WHAT IS REQUIRED:
Exclude the pictures, then repeat the remaining data exactly.
* Begin SUPPLIED ENTRIES *
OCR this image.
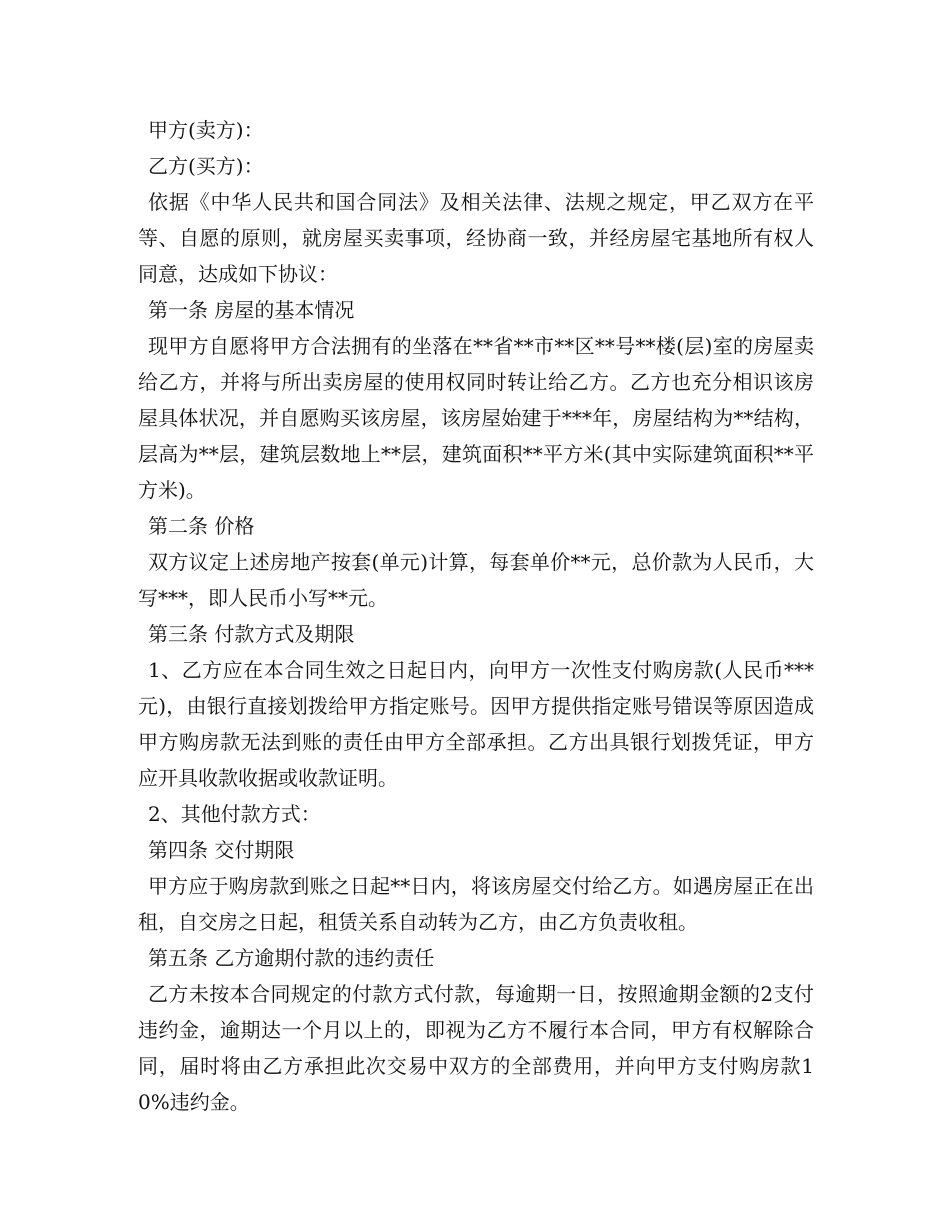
甲方(卖方)：

乙方(买方)：

依据《中华人民共和国合同法》及相关法律、法规之规定，甲乙双方在平等、自愿的原则，就房屋买卖事项，经协商一致，并经房屋宅基地所有权人同意，达成如下协议：

第一条 房屋的基本情况

现甲方自愿将甲方合法拥有的坐落在**省**市**区**号**楼(层)室的房屋卖给乙方，并将与所出卖房屋的使用权同时转让给乙方。乙方也充分相识该房屋具体状况，并自愿购买该房屋，该房屋始建于***年，房屋结构为**结构，层高为**层，建筑层数地上**层，建筑面积**平方米(其中实际建筑面积**平方米)。

第二条 价格

双方议定上述房地产按套(单元)计算，每套单价**元，总价款为人民币，大写***，即人民币小写**元。

第三条 付款方式及期限

1、乙方应在本合同生效之日起日内，向甲方一次性支付购房款(人民币***元)，由银行直接划拨给甲方指定账号。因甲方提供指定账号错误等原因造成甲方购房款无法到账的责任由甲方全部承担。乙方出具银行划拨凭证，甲方应开具收款收据或收款证明。

2、其他付款方式：

第四条 交付期限

甲方应于购房款到账之日起**日内，将该房屋交付给乙方。如遇房屋正在出租，自交房之日起，租赁关系自动转为乙方，由乙方负责收租。

第五条 乙方逾期付款的违约责任

乙方未按本合同规定的付款方式付款，每逾期一日，按照逾期金额的2支付违约金，逾期达一个月以上的，即视为乙方不履行本合同，甲方有权解除合同，届时将由乙方承担此次交易中双方的全部费用，并向甲方支付购房款10%违约金。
* End SUPPLIED ENTRIES *
RESULT OF THE EXERCISE:
OCR this image.
甲方(卖方)：

乙方(买方)：

依据《中华人民共和国合同法》及相关法律、法规之规定，甲乙双方在平等、自愿的原则，就房屋买卖事项，经协商一致，并经房屋宅基地所有权人同意，达成如下协议：

第一条 房屋的基本情况

现甲方自愿将甲方合法拥有的坐落在**省**市**区**号**楼(层)室的房屋卖给乙方，并将与所出卖房屋的使用权同时转让给乙方。乙方也充分相识该房屋具体状况，并自愿购买该房屋，该房屋始建于***年，房屋结构为**结构，层高为**层，建筑层数地上**层，建筑面积**平方米(其中实际建筑面积**平方米)。

第二条 价格

双方议定上述房地产按套(单元)计算，每套单价**元，总价款为人民币，大写***，即人民币小写**元。

第三条 付款方式及期限

1、乙方应在本合同生效之日起日内，向甲方一次性支付购房款(人民币***元)，由银行直接划拨给甲方指定账号。因甲方提供指定账号错误等原因造成甲方购房款无法到账的责任由甲方全部承担。乙方出具银行划拨凭证，甲方应开具收款收据或收款证明。

2、其他付款方式：

第四条 交付期限

甲方应于购房款到账之日起**日内，将该房屋交付给乙方。如遇房屋正在出租，自交房之日起，租赁关系自动转为乙方，由乙方负责收租。

第五条 乙方逾期付款的违约责任

乙方未按本合同规定的付款方式付款，每逾期一日，按照逾期金额的2支付违约金，逾期达一个月以上的，即视为乙方不履行本合同，甲方有权解除合同，届时将由乙方承担此次交易中双方的全部费用，并向甲方支付购房款10%违约金。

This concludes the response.